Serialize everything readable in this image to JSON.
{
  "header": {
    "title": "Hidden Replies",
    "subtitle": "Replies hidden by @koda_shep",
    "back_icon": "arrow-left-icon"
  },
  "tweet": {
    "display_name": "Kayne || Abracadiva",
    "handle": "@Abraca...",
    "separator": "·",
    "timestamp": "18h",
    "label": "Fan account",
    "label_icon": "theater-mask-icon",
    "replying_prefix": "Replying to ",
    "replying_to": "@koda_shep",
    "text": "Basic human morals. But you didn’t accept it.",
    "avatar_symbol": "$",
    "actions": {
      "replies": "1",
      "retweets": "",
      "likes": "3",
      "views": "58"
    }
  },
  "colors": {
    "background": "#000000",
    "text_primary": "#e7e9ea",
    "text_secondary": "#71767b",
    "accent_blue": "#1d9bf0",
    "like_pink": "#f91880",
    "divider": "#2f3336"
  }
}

::::::::::

Extract each line from the listing above, please, and repeat it exactly.

* OUTPUT OF THE EXERCISE:
Serialize everything readable in this image to JSON.
{
  "header": {
    "title": "Hidden Replies",
    "subtitle": "Replies hidden by @koda_shep",
    "back_icon": "arrow-left-icon"
  },
  "tweet": {
    "display_name": "Kayne || Abracadiva",
    "handle": "@Abraca...",
    "separator": "·",
    "timestamp": "18h",
    "label": "Fan account",
    "label_icon": "theater-mask-icon",
    "replying_prefix": "Replying to ",
    "replying_to": "@koda_shep",
    "text": "Basic human morals. But you didn’t accept it.",
    "avatar_symbol": "$",
    "actions": {
      "replies": "1",
      "retweets": "",
      "likes": "3",
      "views": "58"
    }
  },
  "colors": {
    "background": "#000000",
    "text_primary": "#e7e9ea",
    "text_secondary": "#71767b",
    "accent_blue": "#1d9bf0",
    "like_pink": "#f91880",
    "divider": "#2f3336"
  }
}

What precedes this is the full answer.